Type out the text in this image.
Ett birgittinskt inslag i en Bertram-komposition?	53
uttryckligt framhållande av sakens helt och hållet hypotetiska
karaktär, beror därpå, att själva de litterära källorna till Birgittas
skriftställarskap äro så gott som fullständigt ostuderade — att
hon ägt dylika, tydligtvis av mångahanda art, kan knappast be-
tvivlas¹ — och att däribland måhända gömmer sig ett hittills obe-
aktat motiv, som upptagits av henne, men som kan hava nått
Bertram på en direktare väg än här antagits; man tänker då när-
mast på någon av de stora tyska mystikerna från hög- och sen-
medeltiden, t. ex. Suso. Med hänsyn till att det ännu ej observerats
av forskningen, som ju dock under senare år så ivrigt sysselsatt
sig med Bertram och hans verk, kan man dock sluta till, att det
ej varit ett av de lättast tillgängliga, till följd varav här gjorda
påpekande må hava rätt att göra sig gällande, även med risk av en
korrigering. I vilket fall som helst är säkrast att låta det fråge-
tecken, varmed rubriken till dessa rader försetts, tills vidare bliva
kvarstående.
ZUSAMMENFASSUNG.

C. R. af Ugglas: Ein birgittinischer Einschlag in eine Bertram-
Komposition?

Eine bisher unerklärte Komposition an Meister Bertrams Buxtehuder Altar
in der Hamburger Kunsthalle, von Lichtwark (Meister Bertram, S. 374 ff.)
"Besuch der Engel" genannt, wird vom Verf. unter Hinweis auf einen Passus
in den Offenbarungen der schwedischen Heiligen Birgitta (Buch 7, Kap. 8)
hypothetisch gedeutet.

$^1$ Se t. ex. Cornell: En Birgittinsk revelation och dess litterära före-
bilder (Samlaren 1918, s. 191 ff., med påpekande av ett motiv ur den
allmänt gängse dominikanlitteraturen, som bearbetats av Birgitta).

******

WRITTEN REQUEST
Return each line in the records that holds the string "påpekande".

RESPONSE TO THIS TASK
påpekande må hava rätt att göra sig gällande, även med risk av en
bilder (Samlaren 1918, s. 191 ff., med påpekande av ett motiv ur den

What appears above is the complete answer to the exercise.